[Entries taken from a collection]
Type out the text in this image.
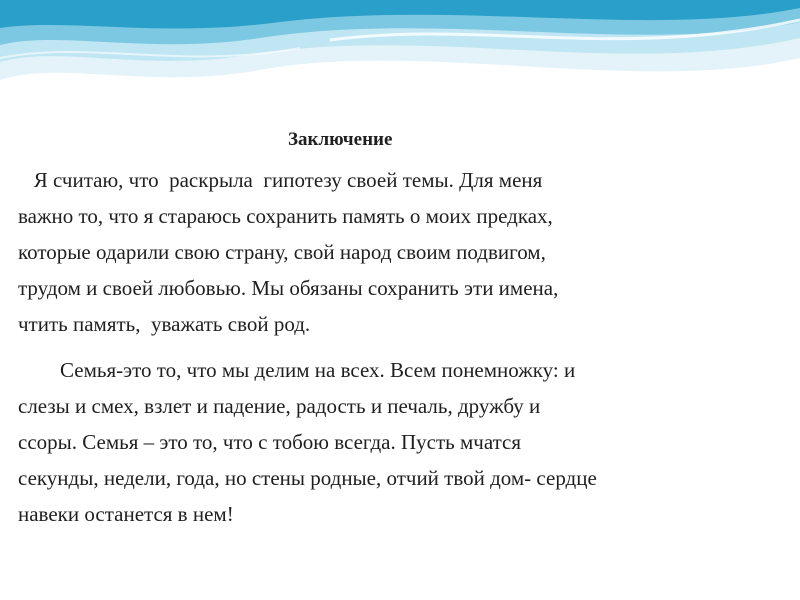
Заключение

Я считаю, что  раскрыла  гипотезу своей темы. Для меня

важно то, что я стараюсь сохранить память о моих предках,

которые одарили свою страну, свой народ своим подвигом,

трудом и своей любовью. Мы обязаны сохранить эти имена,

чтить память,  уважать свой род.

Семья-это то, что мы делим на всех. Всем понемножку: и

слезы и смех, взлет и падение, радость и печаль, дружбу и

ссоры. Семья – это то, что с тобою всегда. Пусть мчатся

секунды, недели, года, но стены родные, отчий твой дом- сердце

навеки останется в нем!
==
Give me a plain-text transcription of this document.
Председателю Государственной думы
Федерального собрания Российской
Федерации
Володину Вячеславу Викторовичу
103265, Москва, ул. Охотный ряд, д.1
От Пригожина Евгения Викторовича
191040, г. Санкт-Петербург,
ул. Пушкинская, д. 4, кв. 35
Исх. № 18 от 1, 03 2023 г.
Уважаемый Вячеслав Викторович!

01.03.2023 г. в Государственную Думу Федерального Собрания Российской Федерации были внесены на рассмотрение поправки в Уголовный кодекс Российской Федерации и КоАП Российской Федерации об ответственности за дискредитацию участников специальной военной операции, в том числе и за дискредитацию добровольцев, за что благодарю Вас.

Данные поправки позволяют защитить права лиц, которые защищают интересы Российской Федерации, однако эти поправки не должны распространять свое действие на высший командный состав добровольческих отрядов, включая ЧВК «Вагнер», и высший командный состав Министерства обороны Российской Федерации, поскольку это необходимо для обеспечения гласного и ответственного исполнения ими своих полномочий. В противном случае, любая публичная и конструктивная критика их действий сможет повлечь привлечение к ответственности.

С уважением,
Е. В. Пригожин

Your objective: Pull every line containing the word "text" out of the material and copy it.

Solution to this exercise:
Type out the text in this image.
Give me a plain-text transcription of this document.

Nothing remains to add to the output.